**Exercise aim:** Reproduce the Rugby Africa Cup qualifying text below word for word, in full.
Start of Source excerpt
The 2021–22 Rugby Africa Cup, which doubled as Qualifying for the 2023 Rugby World Cup for Africa began in June 2021, where teams competed for one direct qualification spot into the final World Cup tournament and for one place in the final Qualification Tournament.

Format
The World Cup qualification process doubled as a new two-year format for the Rugby Africa Cup.

Qualifying began with a round robin repechage tournament between Burkina Faso, Cameroon, and Burundi (the three lowest ranked teams at the time in Africa). The winner of this tournament advanced to the next round - Africa Cup 2021.

The second stage saw the remaining 12 teams divided into 4 groups of 3 where they played a single round-robin tournament to decide the pool winners. The top-2 teams after this round then progressed to the final stage of the African Qualification process, with seeding determining who played who in a knock-out competition in 2022.

Round 3 saw a phased knock-out competition; consisting of 4 quarter-finals, 2 semi-finals and a final, with the winner of the final qualifying as Africa 1. The runner-up advanced to the final Qualification Tournament as Africa 2.
End of Source excerpt
Start of Data lines
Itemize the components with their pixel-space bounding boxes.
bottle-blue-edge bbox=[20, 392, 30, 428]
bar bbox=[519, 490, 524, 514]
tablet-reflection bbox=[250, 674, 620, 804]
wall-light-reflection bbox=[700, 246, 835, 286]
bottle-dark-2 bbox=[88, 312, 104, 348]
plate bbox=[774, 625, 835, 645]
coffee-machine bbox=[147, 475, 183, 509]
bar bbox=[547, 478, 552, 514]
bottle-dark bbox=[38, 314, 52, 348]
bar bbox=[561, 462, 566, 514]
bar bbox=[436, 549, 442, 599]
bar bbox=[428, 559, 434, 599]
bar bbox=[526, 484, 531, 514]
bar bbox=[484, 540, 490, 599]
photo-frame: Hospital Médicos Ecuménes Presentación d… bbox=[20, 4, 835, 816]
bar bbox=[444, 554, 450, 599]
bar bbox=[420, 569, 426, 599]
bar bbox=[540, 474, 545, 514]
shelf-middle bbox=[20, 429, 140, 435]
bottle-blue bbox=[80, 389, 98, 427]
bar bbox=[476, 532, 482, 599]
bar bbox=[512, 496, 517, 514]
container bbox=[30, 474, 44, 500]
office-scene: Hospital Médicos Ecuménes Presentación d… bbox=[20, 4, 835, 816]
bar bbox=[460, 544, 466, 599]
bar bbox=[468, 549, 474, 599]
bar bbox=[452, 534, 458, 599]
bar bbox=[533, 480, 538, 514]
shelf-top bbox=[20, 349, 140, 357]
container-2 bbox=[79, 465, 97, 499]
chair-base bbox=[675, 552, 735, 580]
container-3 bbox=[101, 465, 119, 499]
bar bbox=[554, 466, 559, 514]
End of Data lines
**Answer for this exercise:**
The 2021–22 Rugby Africa Cup, which doubled as Qualifying for the 2023 Rugby World Cup for Africa began in June 2021, where teams competed for one direct qualification spot into the final World Cup tournament and for one place in the final Qualification Tournament.

Format
The World Cup qualification process doubled as a new two-year format for the Rugby Africa Cup.

Qualifying began with a round robin repechage tournament between Burkina Faso, Cameroon, and Burundi (the three lowest ranked teams at the time in Africa). The winner of this tournament advanced to the next round - Africa Cup 2021.

The second stage saw the remaining 12 teams divided into 4 groups of 3 where they played a single round-robin tournament to decide the pool winners. The top-2 teams after this round then progressed to the final stage of the African Qualification process, with seeding determining who played who in a knock-out competition in 2022.

Round 3 saw a phased knock-out competition; consisting of 4 quarter-finals, 2 semi-finals and a final, with the winner of the final qualifying as Africa 1. The runner-up advanced to the final Qualification Tournament as Africa 2.